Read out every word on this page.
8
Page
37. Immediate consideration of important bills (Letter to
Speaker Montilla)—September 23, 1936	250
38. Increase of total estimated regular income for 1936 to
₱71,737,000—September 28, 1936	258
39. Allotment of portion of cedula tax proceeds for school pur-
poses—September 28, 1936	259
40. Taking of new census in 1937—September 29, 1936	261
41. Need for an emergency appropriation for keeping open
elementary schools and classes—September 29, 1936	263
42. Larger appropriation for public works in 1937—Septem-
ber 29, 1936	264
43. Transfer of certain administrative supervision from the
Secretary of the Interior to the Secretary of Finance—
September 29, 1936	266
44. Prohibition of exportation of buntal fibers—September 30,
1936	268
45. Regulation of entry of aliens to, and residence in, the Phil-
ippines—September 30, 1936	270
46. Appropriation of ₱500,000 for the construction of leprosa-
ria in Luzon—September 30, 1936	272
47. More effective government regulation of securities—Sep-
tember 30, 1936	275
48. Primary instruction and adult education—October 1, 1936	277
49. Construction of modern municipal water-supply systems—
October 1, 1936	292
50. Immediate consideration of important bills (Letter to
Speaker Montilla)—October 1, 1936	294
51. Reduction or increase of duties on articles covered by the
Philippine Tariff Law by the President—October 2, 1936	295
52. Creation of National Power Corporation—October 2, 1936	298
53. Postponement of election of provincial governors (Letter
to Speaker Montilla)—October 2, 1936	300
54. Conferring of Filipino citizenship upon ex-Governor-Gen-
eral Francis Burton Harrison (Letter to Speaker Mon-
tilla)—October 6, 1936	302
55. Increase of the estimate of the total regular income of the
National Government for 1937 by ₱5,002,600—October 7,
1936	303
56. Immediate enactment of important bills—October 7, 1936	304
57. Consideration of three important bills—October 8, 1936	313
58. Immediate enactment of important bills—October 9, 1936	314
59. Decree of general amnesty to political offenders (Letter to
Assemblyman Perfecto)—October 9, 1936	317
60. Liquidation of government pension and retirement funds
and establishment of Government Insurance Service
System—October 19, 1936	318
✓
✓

» What the task requires
Return all of the above records exactly, leaving no line out.

» Response to the task
Read out every word on this page.
8
Page
37. Immediate consideration of important bills (Letter to
Speaker Montilla)—September 23, 1936	250
38. Increase of total estimated regular income for 1936 to
₱71,737,000—September 28, 1936	258
39. Allotment of portion of cedula tax proceeds for school pur-
poses—September 28, 1936	259
40. Taking of new census in 1937—September 29, 1936	261
41. Need for an emergency appropriation for keeping open
elementary schools and classes—September 29, 1936	263
42. Larger appropriation for public works in 1937—Septem-
ber 29, 1936	264
43. Transfer of certain administrative supervision from the
Secretary of the Interior to the Secretary of Finance—
September 29, 1936	266
44. Prohibition of exportation of buntal fibers—September 30,
1936	268
45. Regulation of entry of aliens to, and residence in, the Phil-
ippines—September 30, 1936	270
46. Appropriation of ₱500,000 for the construction of leprosa-
ria in Luzon—September 30, 1936	272
47. More effective government regulation of securities—Sep-
tember 30, 1936	275
48. Primary instruction and adult education—October 1, 1936	277
49. Construction of modern municipal water-supply systems—
October 1, 1936	292
50. Immediate consideration of important bills (Letter to
Speaker Montilla)—October 1, 1936	294
51. Reduction or increase of duties on articles covered by the
Philippine Tariff Law by the President—October 2, 1936	295
52. Creation of National Power Corporation—October 2, 1936	298
53. Postponement of election of provincial governors (Letter
to Speaker Montilla)—October 2, 1936	300
54. Conferring of Filipino citizenship upon ex-Governor-Gen-
eral Francis Burton Harrison (Letter to Speaker Mon-
tilla)—October 6, 1936	302
55. Increase of the estimate of the total regular income of the
National Government for 1937 by ₱5,002,600—October 7,
1936	303
56. Immediate enactment of important bills—October 7, 1936	304
57. Consideration of three important bills—October 8, 1936	313
58. Immediate enactment of important bills—October 9, 1936	314
59. Decree of general amnesty to political offenders (Letter to
Assemblyman Perfecto)—October 9, 1936	317
60. Liquidation of government pension and retirement funds
and establishment of Government Insurance Service
System—October 19, 1936	318
✓
✓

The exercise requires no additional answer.